## TO DO
Please reproduce every record, keeping each one exactly as written.
-------- STORED DATA
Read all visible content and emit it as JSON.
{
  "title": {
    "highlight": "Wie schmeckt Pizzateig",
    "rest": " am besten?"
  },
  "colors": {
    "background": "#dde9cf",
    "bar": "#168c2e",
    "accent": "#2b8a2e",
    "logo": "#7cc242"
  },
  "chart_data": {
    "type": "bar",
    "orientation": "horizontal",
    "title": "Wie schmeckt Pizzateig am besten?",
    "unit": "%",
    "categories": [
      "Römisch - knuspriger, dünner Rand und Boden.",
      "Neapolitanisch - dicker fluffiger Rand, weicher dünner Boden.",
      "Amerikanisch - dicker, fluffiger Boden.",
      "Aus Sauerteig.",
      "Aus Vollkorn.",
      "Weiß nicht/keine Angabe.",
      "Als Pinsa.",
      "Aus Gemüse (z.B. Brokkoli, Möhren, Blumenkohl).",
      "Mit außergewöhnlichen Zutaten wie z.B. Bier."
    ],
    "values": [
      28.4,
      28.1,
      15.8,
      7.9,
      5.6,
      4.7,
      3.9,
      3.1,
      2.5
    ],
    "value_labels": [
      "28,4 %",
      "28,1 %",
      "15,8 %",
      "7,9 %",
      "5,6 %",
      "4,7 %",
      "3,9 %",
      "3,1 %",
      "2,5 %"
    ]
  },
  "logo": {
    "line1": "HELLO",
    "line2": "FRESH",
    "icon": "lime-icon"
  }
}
----------------
## CORRECT OUTPUT
Read all visible content and emit it as JSON.
{
  "title": {
    "highlight": "Wie schmeckt Pizzateig",
    "rest": " am besten?"
  },
  "colors": {
    "background": "#dde9cf",
    "bar": "#168c2e",
    "accent": "#2b8a2e",
    "logo": "#7cc242"
  },
  "chart_data": {
    "type": "bar",
    "orientation": "horizontal",
    "title": "Wie schmeckt Pizzateig am besten?",
    "unit": "%",
    "categories": [
      "Römisch - knuspriger, dünner Rand und Boden.",
      "Neapolitanisch - dicker fluffiger Rand, weicher dünner Boden.",
      "Amerikanisch - dicker, fluffiger Boden.",
      "Aus Sauerteig.",
      "Aus Vollkorn.",
      "Weiß nicht/keine Angabe.",
      "Als Pinsa.",
      "Aus Gemüse (z.B. Brokkoli, Möhren, Blumenkohl).",
      "Mit außergewöhnlichen Zutaten wie z.B. Bier."
    ],
    "values": [
      28.4,
      28.1,
      15.8,
      7.9,
      5.6,
      4.7,
      3.9,
      3.1,
      2.5
    ],
    "value_labels": [
      "28,4 %",
      "28,1 %",
      "15,8 %",
      "7,9 %",
      "5,6 %",
      "4,7 %",
      "3,9 %",
      "3,1 %",
      "2,5 %"
    ]
  },
  "logo": {
    "line1": "HELLO",
    "line2": "FRESH",
    "icon": "lime-icon"
  }
}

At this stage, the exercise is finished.